*Exercise aim*. Extract each line of the records below that contains the word "Panczer".
--- begin Exercise material ---
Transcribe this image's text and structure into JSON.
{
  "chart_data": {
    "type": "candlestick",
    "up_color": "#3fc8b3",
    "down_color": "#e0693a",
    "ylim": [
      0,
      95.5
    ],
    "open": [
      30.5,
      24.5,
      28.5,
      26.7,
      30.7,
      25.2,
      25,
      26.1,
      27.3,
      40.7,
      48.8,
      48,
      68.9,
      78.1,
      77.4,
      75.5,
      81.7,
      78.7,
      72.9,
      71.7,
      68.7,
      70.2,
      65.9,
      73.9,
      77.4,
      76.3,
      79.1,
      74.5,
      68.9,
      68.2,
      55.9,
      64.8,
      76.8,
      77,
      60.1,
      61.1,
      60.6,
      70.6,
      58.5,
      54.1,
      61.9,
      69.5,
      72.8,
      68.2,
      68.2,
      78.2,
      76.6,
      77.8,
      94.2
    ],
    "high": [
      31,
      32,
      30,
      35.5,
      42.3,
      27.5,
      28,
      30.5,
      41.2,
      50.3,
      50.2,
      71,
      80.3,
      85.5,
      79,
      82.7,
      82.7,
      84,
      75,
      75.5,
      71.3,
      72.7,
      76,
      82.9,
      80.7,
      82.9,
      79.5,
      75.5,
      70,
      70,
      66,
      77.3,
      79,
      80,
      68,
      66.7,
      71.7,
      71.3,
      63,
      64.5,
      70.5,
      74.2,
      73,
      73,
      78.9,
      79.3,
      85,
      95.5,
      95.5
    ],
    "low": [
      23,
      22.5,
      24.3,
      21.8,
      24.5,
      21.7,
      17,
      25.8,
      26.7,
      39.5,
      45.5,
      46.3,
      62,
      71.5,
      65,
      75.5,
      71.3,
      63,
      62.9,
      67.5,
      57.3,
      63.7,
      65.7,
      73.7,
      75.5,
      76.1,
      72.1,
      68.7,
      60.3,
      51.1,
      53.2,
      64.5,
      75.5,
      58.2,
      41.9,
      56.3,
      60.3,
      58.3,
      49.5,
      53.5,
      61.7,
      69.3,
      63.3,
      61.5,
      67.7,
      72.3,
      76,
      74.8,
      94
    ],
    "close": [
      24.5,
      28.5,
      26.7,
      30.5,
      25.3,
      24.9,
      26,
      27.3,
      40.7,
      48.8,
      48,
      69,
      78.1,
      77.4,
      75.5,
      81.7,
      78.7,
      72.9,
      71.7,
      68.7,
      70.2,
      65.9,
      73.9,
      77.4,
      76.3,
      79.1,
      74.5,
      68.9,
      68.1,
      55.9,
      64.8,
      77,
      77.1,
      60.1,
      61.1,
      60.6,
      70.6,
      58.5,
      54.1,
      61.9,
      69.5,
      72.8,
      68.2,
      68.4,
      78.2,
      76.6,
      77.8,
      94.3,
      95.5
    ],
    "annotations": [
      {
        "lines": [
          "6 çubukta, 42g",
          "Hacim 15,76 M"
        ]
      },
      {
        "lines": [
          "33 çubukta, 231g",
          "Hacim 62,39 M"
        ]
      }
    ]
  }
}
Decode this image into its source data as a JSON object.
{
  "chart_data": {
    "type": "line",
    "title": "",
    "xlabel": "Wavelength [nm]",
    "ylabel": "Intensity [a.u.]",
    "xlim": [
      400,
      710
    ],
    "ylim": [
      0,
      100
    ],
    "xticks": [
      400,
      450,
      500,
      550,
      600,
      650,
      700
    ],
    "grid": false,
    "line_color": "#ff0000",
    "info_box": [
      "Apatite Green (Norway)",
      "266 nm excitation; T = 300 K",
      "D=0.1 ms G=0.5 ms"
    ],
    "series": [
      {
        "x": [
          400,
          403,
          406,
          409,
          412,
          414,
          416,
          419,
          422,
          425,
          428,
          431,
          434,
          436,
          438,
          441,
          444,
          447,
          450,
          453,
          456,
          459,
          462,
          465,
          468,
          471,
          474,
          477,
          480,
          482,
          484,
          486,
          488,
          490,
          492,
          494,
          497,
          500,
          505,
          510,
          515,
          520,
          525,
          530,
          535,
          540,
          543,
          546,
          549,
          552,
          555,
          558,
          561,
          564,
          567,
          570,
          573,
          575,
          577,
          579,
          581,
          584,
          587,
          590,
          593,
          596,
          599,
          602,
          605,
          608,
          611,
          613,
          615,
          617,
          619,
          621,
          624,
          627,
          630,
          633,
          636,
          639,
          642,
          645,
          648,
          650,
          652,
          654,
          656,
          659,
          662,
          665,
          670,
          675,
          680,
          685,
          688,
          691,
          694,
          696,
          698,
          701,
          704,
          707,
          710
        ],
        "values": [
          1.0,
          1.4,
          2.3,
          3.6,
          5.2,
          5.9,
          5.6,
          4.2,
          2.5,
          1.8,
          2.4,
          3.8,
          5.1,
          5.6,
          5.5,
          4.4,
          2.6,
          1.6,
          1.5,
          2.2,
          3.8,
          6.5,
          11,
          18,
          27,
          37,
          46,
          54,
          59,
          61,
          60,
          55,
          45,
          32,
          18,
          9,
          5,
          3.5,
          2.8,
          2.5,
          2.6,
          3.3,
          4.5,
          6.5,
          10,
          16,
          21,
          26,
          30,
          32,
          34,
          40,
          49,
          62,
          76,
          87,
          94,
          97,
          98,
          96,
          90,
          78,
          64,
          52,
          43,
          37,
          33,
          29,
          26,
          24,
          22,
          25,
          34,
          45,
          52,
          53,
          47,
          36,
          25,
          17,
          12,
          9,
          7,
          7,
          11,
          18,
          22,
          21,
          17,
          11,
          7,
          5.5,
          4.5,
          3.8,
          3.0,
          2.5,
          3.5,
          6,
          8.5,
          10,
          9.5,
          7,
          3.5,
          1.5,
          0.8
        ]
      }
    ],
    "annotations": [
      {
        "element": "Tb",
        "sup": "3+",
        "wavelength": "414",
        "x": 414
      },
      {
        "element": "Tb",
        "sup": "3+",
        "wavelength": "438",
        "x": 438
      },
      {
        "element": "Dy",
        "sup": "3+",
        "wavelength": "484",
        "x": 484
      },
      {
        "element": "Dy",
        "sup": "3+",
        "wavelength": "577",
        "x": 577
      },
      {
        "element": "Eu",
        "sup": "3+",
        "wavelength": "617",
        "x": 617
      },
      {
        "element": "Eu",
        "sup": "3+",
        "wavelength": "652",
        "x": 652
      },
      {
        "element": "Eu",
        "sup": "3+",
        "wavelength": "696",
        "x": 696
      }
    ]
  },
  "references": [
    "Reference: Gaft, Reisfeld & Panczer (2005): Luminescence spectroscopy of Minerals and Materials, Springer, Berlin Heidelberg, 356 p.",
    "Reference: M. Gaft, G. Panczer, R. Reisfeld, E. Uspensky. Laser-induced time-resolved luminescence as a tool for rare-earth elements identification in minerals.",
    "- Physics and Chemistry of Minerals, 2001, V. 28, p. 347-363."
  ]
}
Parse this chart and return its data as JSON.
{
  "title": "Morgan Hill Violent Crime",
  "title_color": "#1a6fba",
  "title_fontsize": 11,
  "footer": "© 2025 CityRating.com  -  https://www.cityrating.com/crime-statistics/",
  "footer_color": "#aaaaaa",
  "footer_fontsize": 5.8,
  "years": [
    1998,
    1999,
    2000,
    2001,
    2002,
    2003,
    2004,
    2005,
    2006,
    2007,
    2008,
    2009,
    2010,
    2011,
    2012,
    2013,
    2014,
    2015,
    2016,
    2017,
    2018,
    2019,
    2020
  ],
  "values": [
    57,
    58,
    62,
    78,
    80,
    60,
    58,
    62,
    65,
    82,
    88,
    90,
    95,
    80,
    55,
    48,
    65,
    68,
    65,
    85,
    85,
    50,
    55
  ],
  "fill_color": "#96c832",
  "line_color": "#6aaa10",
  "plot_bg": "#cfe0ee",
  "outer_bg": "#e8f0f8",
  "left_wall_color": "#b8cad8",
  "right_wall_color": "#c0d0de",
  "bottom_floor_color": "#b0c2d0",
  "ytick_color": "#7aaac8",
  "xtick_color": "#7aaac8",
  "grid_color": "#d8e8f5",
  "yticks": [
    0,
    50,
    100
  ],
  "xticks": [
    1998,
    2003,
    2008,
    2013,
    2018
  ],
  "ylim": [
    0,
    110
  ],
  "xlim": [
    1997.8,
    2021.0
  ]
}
--- end Exercise material ---
*Written answer*.
    "Reference: Gaft, Reisfeld & Panczer (2005): Luminescence spectroscopy of Minerals and Materials, Springer, Berlin Heidelberg, 356 p.",
    "Reference: M. Gaft, G. Panczer, R. Reisfeld, E. Uspensky. Laser-induced time-resolved luminescence as a tool for rare-earth elements identification in minerals.",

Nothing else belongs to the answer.